**What to produce**: Read the data and repeat it in full, exactly.
-- Start of Provided information --
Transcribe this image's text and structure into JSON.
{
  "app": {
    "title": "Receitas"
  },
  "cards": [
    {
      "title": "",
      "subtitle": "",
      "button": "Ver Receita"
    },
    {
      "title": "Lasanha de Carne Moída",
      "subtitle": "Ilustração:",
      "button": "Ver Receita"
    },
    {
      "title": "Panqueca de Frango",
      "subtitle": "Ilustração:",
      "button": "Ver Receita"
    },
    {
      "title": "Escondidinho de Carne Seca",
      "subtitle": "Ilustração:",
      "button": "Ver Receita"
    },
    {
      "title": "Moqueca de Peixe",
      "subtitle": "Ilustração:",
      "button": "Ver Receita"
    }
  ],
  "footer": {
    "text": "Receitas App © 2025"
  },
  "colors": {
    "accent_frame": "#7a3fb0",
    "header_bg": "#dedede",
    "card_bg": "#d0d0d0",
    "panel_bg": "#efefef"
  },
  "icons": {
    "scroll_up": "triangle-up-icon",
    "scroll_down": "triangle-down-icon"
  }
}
-- End of Provided information --
**Full response**:
Transcribe this image's text and structure into JSON.
{
  "app": {
    "title": "Receitas"
  },
  "cards": [
    {
      "title": "",
      "subtitle": "",
      "button": "Ver Receita"
    },
    {
      "title": "Lasanha de Carne Moída",
      "subtitle": "Ilustração:",
      "button": "Ver Receita"
    },
    {
      "title": "Panqueca de Frango",
      "subtitle": "Ilustração:",
      "button": "Ver Receita"
    },
    {
      "title": "Escondidinho de Carne Seca",
      "subtitle": "Ilustração:",
      "button": "Ver Receita"
    },
    {
      "title": "Moqueca de Peixe",
      "subtitle": "Ilustração:",
      "button": "Ver Receita"
    }
  ],
  "footer": {
    "text": "Receitas App © 2025"
  },
  "colors": {
    "accent_frame": "#7a3fb0",
    "header_bg": "#dedede",
    "card_bg": "#d0d0d0",
    "panel_bg": "#efefef"
  },
  "icons": {
    "scroll_up": "triangle-up-icon",
    "scroll_down": "triangle-down-icon"
  }
}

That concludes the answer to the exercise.